Data records:

☆ ☆ ☆ ☆

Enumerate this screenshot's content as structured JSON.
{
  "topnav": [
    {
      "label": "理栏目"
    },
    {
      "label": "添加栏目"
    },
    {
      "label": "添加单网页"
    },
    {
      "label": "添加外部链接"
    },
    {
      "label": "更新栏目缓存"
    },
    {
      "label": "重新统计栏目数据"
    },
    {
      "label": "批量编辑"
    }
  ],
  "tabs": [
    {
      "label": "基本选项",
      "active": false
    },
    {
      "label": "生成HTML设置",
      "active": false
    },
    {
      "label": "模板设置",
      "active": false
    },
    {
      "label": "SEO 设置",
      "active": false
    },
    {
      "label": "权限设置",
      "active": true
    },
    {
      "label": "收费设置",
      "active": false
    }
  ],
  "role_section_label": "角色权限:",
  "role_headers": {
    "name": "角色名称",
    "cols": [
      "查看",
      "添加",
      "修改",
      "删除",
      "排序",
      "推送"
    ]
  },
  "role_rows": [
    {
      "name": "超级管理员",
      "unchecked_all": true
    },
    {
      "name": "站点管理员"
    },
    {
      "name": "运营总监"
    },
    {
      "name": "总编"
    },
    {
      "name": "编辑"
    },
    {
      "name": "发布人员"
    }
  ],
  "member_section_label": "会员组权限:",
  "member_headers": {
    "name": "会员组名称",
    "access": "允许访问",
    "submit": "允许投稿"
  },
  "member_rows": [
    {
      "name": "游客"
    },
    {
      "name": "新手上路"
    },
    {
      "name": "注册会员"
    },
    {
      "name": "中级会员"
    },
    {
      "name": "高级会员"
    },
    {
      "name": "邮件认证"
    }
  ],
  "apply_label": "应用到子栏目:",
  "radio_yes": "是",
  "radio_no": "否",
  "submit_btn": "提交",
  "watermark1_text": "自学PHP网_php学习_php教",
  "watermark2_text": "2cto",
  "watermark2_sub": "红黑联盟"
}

☆ ☆ ☆ ☆

The request >>
Repeat the entries shown above, every one, word for word.

Output for this task >>
Enumerate this screenshot's content as structured JSON.
{
  "topnav": [
    {
      "label": "理栏目"
    },
    {
      "label": "添加栏目"
    },
    {
      "label": "添加单网页"
    },
    {
      "label": "添加外部链接"
    },
    {
      "label": "更新栏目缓存"
    },
    {
      "label": "重新统计栏目数据"
    },
    {
      "label": "批量编辑"
    }
  ],
  "tabs": [
    {
      "label": "基本选项",
      "active": false
    },
    {
      "label": "生成HTML设置",
      "active": false
    },
    {
      "label": "模板设置",
      "active": false
    },
    {
      "label": "SEO 设置",
      "active": false
    },
    {
      "label": "权限设置",
      "active": true
    },
    {
      "label": "收费设置",
      "active": false
    }
  ],
  "role_section_label": "角色权限:",
  "role_headers": {
    "name": "角色名称",
    "cols": [
      "查看",
      "添加",
      "修改",
      "删除",
      "排序",
      "推送"
    ]
  },
  "role_rows": [
    {
      "name": "超级管理员",
      "unchecked_all": true
    },
    {
      "name": "站点管理员"
    },
    {
      "name": "运营总监"
    },
    {
      "name": "总编"
    },
    {
      "name": "编辑"
    },
    {
      "name": "发布人员"
    }
  ],
  "member_section_label": "会员组权限:",
  "member_headers": {
    "name": "会员组名称",
    "access": "允许访问",
    "submit": "允许投稿"
  },
  "member_rows": [
    {
      "name": "游客"
    },
    {
      "name": "新手上路"
    },
    {
      "name": "注册会员"
    },
    {
      "name": "中级会员"
    },
    {
      "name": "高级会员"
    },
    {
      "name": "邮件认证"
    }
  ],
  "apply_label": "应用到子栏目:",
  "radio_yes": "是",
  "radio_no": "否",
  "submit_btn": "提交",
  "watermark1_text": "自学PHP网_php学习_php教",
  "watermark2_text": "2cto",
  "watermark2_sub": "红黑联盟"
}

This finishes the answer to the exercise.